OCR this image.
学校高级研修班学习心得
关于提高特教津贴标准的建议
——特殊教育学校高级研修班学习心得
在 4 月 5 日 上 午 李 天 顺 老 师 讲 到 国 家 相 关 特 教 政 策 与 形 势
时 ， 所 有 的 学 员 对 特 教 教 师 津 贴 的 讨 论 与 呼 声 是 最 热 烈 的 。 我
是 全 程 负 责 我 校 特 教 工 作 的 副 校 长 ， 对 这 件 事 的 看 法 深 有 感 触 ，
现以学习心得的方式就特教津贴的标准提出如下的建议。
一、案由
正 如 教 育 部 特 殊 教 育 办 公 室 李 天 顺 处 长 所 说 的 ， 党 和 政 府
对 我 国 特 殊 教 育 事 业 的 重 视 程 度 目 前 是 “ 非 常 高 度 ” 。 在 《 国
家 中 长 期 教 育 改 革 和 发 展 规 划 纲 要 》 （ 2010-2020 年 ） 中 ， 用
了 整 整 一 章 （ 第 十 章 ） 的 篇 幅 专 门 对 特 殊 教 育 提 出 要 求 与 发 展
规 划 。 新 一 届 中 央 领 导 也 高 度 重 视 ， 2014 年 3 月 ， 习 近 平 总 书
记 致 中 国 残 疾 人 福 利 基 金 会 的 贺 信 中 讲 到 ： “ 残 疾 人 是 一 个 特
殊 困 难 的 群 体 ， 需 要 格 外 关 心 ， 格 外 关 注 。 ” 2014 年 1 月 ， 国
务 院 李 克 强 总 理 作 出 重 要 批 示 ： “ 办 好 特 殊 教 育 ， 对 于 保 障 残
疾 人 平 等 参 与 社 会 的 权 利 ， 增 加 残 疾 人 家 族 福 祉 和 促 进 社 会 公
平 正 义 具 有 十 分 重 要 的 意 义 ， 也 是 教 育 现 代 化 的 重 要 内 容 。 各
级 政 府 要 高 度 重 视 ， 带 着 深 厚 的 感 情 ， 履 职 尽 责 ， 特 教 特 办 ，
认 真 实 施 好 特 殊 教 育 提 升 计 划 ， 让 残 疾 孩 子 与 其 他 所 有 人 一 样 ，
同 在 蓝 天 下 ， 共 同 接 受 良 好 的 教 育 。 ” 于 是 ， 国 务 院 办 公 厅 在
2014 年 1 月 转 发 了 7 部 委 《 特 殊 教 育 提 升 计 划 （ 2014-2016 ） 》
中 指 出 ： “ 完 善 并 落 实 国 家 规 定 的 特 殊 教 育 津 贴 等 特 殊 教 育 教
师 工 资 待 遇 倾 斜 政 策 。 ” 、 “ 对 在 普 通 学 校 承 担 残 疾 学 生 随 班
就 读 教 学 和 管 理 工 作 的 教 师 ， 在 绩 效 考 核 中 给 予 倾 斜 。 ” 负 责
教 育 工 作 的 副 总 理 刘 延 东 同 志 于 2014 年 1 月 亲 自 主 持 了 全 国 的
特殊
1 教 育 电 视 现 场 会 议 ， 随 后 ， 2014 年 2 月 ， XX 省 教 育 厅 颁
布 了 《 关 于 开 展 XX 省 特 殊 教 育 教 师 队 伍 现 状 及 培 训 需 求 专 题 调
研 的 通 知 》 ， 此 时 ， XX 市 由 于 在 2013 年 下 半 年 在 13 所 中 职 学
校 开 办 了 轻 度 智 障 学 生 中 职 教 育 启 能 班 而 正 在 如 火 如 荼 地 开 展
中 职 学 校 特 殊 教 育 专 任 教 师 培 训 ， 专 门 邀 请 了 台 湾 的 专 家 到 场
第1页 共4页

**THE EXERCISE**
Every entry should be printed again exactly as written.

**EXERCISE OUTPUT**
OCR this image.
学校高级研修班学习心得
关于提高特教津贴标准的建议
——特殊教育学校高级研修班学习心得
在 4 月 5 日 上 午 李 天 顺 老 师 讲 到 国 家 相 关 特 教 政 策 与 形 势
时 ， 所 有 的 学 员 对 特 教 教 师 津 贴 的 讨 论 与 呼 声 是 最 热 烈 的 。 我
是 全 程 负 责 我 校 特 教 工 作 的 副 校 长 ， 对 这 件 事 的 看 法 深 有 感 触 ，
现以学习心得的方式就特教津贴的标准提出如下的建议。
一、案由
正 如 教 育 部 特 殊 教 育 办 公 室 李 天 顺 处 长 所 说 的 ， 党 和 政 府
对 我 国 特 殊 教 育 事 业 的 重 视 程 度 目 前 是 “ 非 常 高 度 ” 。 在 《 国
家 中 长 期 教 育 改 革 和 发 展 规 划 纲 要 》 （ 2010-2020 年 ） 中 ， 用
了 整 整 一 章 （ 第 十 章 ） 的 篇 幅 专 门 对 特 殊 教 育 提 出 要 求 与 发 展
规 划 。 新 一 届 中 央 领 导 也 高 度 重 视 ， 2014 年 3 月 ， 习 近 平 总 书
记 致 中 国 残 疾 人 福 利 基 金 会 的 贺 信 中 讲 到 ： “ 残 疾 人 是 一 个 特
殊 困 难 的 群 体 ， 需 要 格 外 关 心 ， 格 外 关 注 。 ” 2014 年 1 月 ， 国
务 院 李 克 强 总 理 作 出 重 要 批 示 ： “ 办 好 特 殊 教 育 ， 对 于 保 障 残
疾 人 平 等 参 与 社 会 的 权 利 ， 增 加 残 疾 人 家 族 福 祉 和 促 进 社 会 公
平 正 义 具 有 十 分 重 要 的 意 义 ， 也 是 教 育 现 代 化 的 重 要 内 容 。 各
级 政 府 要 高 度 重 视 ， 带 着 深 厚 的 感 情 ， 履 职 尽 责 ， 特 教 特 办 ，
认 真 实 施 好 特 殊 教 育 提 升 计 划 ， 让 残 疾 孩 子 与 其 他 所 有 人 一 样 ，
同 在 蓝 天 下 ， 共 同 接 受 良 好 的 教 育 。 ” 于 是 ， 国 务 院 办 公 厅 在
2014 年 1 月 转 发 了 7 部 委 《 特 殊 教 育 提 升 计 划 （ 2014-2016 ） 》
中 指 出 ： “ 完 善 并 落 实 国 家 规 定 的 特 殊 教 育 津 贴 等 特 殊 教 育 教
师 工 资 待 遇 倾 斜 政 策 。 ” 、 “ 对 在 普 通 学 校 承 担 残 疾 学 生 随 班
就 读 教 学 和 管 理 工 作 的 教 师 ， 在 绩 效 考 核 中 给 予 倾 斜 。 ” 负 责
教 育 工 作 的 副 总 理 刘 延 东 同 志 于 2014 年 1 月 亲 自 主 持 了 全 国 的
特殊
1 教 育 电 视 现 场 会 议 ， 随 后 ， 2014 年 2 月 ， XX 省 教 育 厅 颁
布 了 《 关 于 开 展 XX 省 特 殊 教 育 教 师 队 伍 现 状 及 培 训 需 求 专 题 调
研 的 通 知 》 ， 此 时 ， XX 市 由 于 在 2013 年 下 半 年 在 13 所 中 职 学
校 开 办 了 轻 度 智 障 学 生 中 职 教 育 启 能 班 而 正 在 如 火 如 荼 地 开 展
中 职 学 校 特 殊 教 育 专 任 教 师 培 训 ， 专 门 邀 请 了 台 湾 的 专 家 到 场
第1页 共4页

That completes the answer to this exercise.